### Problem requirements:
Please print every record below exactly as it appears.

:: Given data

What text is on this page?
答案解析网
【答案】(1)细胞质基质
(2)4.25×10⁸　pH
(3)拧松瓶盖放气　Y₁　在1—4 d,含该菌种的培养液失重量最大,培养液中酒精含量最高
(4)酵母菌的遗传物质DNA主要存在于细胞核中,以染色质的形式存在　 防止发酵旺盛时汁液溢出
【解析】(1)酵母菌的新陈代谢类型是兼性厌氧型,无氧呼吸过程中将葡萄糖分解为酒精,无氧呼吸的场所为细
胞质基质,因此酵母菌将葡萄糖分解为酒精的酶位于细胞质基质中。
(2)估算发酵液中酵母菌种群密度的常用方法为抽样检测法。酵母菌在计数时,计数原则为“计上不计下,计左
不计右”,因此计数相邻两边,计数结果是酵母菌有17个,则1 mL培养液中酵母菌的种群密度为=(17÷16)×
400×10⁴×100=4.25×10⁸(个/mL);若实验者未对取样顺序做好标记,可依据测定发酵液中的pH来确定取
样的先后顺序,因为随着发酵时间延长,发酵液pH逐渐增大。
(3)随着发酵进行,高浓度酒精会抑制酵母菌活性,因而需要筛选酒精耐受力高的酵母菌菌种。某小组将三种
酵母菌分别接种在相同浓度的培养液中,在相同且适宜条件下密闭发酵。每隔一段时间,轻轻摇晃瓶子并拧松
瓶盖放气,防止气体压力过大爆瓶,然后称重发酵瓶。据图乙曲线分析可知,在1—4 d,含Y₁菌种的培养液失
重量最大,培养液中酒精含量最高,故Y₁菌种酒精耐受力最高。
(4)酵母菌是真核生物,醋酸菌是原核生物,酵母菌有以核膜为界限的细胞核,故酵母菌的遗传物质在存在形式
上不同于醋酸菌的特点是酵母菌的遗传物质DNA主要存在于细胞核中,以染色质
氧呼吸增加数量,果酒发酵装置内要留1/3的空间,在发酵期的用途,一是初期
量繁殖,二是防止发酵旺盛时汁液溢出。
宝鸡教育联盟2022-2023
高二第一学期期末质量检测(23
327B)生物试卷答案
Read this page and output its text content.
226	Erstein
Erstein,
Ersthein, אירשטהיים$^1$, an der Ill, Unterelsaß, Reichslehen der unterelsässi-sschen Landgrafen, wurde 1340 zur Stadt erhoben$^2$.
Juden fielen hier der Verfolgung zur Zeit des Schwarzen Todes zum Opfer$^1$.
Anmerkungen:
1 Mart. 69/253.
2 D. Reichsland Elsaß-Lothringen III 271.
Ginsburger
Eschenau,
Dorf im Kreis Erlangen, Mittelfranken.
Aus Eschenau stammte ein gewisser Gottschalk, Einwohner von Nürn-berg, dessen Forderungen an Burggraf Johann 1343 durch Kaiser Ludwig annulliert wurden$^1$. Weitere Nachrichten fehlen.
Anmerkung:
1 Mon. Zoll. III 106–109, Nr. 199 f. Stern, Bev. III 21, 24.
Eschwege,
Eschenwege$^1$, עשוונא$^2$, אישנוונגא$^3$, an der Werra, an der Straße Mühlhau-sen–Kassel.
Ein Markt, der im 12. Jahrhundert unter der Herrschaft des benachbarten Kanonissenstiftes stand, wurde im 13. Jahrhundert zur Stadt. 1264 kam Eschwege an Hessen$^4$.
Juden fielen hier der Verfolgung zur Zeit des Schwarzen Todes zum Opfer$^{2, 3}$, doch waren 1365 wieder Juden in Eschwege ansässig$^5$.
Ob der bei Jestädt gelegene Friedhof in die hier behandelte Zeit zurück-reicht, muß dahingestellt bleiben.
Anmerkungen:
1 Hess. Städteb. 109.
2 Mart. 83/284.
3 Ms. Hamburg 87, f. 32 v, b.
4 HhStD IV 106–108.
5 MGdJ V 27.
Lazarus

::::

### Answer to the problem:
What text is on this page?
答案解析网
【答案】(1)细胞质基质
(2)4.25×10⁸　pH
(3)拧松瓶盖放气　Y₁　在1—4 d,含该菌种的培养液失重量最大,培养液中酒精含量最高
(4)酵母菌的遗传物质DNA主要存在于细胞核中,以染色质的形式存在　 防止发酵旺盛时汁液溢出
【解析】(1)酵母菌的新陈代谢类型是兼性厌氧型,无氧呼吸过程中将葡萄糖分解为酒精,无氧呼吸的场所为细
胞质基质,因此酵母菌将葡萄糖分解为酒精的酶位于细胞质基质中。
(2)估算发酵液中酵母菌种群密度的常用方法为抽样检测法。酵母菌在计数时,计数原则为“计上不计下,计左
不计右”,因此计数相邻两边,计数结果是酵母菌有17个,则1 mL培养液中酵母菌的种群密度为=(17÷16)×
400×10⁴×100=4.25×10⁸(个/mL);若实验者未对取样顺序做好标记,可依据测定发酵液中的pH来确定取
样的先后顺序,因为随着发酵时间延长,发酵液pH逐渐增大。
(3)随着发酵进行,高浓度酒精会抑制酵母菌活性,因而需要筛选酒精耐受力高的酵母菌菌种。某小组将三种
酵母菌分别接种在相同浓度的培养液中,在相同且适宜条件下密闭发酵。每隔一段时间,轻轻摇晃瓶子并拧松
瓶盖放气,防止气体压力过大爆瓶,然后称重发酵瓶。据图乙曲线分析可知,在1—4 d,含Y₁菌种的培养液失
重量最大,培养液中酒精含量最高,故Y₁菌种酒精耐受力最高。
(4)酵母菌是真核生物,醋酸菌是原核生物,酵母菌有以核膜为界限的细胞核,故酵母菌的遗传物质在存在形式
上不同于醋酸菌的特点是酵母菌的遗传物质DNA主要存在于细胞核中,以染色质
氧呼吸增加数量,果酒发酵装置内要留1/3的空间,在发酵期的用途,一是初期
量繁殖,二是防止发酵旺盛时汁液溢出。
宝鸡教育联盟2022-2023
高二第一学期期末质量检测(23
327B)生物试卷答案
Read this page and output its text content.
226	Erstein
Erstein,
Ersthein, אירשטהיים$^1$, an der Ill, Unterelsaß, Reichslehen der unterelsässi-sschen Landgrafen, wurde 1340 zur Stadt erhoben$^2$.
Juden fielen hier der Verfolgung zur Zeit des Schwarzen Todes zum Opfer$^1$.
Anmerkungen:
1 Mart. 69/253.
2 D. Reichsland Elsaß-Lothringen III 271.
Ginsburger
Eschenau,
Dorf im Kreis Erlangen, Mittelfranken.
Aus Eschenau stammte ein gewisser Gottschalk, Einwohner von Nürn-berg, dessen Forderungen an Burggraf Johann 1343 durch Kaiser Ludwig annulliert wurden$^1$. Weitere Nachrichten fehlen.
Anmerkung:
1 Mon. Zoll. III 106–109, Nr. 199 f. Stern, Bev. III 21, 24.
Eschwege,
Eschenwege$^1$, עשוונא$^2$, אישנוונגא$^3$, an der Werra, an der Straße Mühlhau-sen–Kassel.
Ein Markt, der im 12. Jahrhundert unter der Herrschaft des benachbarten Kanonissenstiftes stand, wurde im 13. Jahrhundert zur Stadt. 1264 kam Eschwege an Hessen$^4$.
Juden fielen hier der Verfolgung zur Zeit des Schwarzen Todes zum Opfer$^{2, 3}$, doch waren 1365 wieder Juden in Eschwege ansässig$^5$.
Ob der bei Jestädt gelegene Friedhof in die hier behandelte Zeit zurück-reicht, muß dahingestellt bleiben.
Anmerkungen:
1 Hess. Städteb. 109.
2 Mart. 83/284.
3 Ms. Hamburg 87, f. 32 v, b.
4 HhStD IV 106–108.
5 MGdJ V 27.
Lazarus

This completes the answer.